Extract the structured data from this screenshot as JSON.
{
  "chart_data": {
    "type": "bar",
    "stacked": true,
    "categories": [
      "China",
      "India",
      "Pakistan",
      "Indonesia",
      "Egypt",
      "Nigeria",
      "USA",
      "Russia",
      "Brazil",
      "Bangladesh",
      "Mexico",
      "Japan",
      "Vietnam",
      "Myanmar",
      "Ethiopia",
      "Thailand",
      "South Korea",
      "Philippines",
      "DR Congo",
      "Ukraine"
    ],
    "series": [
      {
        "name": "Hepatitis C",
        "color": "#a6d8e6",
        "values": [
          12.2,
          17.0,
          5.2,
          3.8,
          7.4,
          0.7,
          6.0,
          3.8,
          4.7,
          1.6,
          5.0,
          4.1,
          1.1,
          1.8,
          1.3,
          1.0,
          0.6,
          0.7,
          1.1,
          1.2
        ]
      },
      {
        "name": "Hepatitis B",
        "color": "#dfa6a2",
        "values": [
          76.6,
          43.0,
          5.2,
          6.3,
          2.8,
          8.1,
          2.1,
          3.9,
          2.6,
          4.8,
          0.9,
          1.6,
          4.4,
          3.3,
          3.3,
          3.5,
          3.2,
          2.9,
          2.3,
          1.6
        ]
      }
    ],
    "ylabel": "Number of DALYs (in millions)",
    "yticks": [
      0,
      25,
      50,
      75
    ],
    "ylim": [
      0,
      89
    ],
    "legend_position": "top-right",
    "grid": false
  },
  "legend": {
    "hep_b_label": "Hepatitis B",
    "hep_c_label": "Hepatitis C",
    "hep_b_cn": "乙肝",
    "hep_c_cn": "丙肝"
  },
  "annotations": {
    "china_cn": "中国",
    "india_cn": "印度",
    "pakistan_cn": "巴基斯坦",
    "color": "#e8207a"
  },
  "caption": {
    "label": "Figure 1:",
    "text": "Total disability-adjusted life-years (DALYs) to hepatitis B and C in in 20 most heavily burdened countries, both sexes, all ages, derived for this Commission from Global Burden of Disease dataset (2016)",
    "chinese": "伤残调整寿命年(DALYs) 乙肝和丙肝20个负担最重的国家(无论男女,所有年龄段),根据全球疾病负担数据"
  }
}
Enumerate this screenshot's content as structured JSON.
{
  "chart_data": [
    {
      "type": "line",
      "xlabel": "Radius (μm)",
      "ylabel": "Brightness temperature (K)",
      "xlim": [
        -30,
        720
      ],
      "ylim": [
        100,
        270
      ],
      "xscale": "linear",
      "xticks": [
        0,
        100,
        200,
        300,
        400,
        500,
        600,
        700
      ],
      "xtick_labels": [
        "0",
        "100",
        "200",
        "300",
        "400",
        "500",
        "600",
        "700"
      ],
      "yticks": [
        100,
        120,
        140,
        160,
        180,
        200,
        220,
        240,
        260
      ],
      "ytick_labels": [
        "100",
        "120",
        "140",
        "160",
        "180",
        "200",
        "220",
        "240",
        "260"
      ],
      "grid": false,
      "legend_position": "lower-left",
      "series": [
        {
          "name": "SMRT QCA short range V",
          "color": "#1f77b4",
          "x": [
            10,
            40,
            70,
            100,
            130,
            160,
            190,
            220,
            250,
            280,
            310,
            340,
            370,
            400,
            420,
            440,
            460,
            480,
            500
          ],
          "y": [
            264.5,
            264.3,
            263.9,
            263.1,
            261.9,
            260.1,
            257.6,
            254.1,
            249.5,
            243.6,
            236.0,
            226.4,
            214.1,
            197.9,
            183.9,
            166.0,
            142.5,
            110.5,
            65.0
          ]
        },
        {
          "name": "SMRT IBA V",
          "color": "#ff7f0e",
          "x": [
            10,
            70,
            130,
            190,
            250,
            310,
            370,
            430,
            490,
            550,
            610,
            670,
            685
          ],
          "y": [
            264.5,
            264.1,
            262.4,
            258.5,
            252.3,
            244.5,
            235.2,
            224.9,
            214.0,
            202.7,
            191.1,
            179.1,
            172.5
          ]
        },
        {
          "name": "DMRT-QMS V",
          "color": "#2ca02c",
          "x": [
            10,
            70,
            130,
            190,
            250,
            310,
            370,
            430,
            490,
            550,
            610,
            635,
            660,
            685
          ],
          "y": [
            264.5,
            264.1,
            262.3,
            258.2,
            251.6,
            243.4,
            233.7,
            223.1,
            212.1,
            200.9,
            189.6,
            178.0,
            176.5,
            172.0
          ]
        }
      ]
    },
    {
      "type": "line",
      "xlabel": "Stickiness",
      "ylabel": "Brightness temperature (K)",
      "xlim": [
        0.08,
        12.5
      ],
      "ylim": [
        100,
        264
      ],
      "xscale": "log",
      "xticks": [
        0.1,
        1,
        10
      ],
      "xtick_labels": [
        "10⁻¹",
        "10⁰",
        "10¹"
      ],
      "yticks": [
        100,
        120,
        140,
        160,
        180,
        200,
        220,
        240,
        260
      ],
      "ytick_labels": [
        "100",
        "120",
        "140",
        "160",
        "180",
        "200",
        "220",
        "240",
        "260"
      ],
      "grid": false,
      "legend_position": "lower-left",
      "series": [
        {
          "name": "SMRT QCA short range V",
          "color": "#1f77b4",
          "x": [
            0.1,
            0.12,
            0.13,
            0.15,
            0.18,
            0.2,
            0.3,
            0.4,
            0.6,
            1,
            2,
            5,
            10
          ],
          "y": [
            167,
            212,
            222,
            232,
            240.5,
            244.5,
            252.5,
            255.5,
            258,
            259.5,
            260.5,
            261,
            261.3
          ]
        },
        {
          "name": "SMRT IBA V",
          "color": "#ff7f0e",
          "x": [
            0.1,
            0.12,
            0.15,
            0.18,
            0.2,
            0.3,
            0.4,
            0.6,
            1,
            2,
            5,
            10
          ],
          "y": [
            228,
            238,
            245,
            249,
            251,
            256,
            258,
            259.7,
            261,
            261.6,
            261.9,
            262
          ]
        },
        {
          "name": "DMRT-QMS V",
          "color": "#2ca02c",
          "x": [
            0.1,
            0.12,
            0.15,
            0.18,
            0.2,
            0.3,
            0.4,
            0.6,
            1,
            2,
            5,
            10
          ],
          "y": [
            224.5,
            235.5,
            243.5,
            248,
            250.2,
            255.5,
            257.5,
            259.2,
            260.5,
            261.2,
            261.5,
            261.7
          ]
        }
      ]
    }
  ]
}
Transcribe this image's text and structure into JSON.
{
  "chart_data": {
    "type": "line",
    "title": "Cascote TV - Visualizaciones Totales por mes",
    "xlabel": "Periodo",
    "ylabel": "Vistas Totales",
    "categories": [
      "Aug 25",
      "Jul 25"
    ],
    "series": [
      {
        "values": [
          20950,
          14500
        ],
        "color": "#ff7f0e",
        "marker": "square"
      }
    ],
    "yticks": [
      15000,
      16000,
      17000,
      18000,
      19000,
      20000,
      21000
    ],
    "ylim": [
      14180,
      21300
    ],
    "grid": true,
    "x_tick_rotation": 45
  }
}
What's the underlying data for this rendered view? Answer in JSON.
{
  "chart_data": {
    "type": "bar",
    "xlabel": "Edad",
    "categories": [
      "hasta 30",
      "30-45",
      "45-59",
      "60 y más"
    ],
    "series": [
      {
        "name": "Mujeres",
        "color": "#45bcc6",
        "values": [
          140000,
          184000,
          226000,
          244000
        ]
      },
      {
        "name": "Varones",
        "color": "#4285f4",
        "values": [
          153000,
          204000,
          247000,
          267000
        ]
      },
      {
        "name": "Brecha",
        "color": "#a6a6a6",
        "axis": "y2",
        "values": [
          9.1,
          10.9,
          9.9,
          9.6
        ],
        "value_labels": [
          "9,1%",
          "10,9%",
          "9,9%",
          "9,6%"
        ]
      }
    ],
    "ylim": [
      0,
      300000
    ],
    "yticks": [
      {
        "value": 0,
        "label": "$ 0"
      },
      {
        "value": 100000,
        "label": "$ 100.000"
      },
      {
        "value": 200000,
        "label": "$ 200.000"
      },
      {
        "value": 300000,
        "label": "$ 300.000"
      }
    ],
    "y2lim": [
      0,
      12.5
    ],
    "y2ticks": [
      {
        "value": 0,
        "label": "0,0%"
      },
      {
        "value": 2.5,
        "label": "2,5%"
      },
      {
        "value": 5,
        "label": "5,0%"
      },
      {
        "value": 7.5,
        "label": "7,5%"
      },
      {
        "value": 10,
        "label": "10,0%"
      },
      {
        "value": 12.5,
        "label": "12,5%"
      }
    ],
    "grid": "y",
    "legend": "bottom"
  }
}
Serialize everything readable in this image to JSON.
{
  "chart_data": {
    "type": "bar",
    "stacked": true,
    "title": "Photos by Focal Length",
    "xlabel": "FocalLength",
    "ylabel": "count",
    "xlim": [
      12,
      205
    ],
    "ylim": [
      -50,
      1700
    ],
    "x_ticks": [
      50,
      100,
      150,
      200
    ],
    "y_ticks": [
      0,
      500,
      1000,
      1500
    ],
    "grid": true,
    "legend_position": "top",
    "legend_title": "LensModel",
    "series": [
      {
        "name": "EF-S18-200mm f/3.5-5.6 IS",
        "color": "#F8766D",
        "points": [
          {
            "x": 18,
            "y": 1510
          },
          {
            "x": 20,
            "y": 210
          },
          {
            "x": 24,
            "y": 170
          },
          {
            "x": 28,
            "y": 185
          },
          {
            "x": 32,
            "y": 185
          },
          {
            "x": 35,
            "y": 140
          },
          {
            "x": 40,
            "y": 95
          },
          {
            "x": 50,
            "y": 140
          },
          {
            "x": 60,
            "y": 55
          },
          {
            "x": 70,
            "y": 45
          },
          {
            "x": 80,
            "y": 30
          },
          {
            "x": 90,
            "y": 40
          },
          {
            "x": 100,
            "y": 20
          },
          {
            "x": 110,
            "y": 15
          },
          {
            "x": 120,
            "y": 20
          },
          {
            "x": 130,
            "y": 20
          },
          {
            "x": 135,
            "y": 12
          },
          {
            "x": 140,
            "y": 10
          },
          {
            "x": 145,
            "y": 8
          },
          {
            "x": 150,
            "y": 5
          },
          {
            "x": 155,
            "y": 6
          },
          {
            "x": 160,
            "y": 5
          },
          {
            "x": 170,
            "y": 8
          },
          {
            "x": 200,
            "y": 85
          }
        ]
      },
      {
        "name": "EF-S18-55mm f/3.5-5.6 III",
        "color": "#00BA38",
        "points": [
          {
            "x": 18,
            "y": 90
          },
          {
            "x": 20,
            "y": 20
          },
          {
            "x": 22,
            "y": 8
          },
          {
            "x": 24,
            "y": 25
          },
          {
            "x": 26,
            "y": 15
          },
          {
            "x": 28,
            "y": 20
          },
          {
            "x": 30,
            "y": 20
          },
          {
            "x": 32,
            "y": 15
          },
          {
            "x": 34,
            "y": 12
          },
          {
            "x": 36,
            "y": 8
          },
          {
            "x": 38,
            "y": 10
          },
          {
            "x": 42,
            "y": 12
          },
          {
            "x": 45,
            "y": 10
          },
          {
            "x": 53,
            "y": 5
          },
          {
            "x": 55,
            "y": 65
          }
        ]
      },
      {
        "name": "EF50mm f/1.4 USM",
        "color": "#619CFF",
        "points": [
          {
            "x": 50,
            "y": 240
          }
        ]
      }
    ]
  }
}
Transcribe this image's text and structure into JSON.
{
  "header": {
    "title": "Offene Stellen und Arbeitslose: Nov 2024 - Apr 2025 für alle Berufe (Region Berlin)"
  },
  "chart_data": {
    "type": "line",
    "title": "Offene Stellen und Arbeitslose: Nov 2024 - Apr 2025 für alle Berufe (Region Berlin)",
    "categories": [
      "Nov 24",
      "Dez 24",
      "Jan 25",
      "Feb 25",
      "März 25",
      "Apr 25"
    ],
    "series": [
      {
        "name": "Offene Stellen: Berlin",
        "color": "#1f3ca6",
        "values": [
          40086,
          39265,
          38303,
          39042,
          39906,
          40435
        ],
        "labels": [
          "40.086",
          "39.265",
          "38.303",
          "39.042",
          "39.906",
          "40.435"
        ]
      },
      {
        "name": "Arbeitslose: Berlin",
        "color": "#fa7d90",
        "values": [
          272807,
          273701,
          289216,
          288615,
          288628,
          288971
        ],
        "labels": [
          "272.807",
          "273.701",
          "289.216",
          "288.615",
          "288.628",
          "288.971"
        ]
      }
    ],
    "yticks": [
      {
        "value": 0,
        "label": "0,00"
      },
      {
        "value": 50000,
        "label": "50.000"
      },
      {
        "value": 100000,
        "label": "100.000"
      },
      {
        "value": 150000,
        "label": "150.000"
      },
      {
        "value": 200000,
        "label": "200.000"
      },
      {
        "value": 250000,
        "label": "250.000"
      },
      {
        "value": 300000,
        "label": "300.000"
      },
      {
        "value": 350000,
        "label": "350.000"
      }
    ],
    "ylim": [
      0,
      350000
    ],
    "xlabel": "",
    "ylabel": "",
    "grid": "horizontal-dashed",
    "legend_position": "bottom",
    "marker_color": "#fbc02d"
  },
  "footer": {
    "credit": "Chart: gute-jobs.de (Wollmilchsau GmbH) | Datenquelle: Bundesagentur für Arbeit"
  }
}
────────────────────────────────────────
▸ **Set exercise**:
Show each line in the entries that holds the string "from".

▸ **Answer to this exercise**:
Extract the structured data from this screenshot as JSON.
    "text": "Total disability-adjusted life-years (DALYs) to hepatitis B and C in in 20 most heavily burdened countries, both sexes, all ages, derived for this Commission from Global Burden of Disease dataset (2016)",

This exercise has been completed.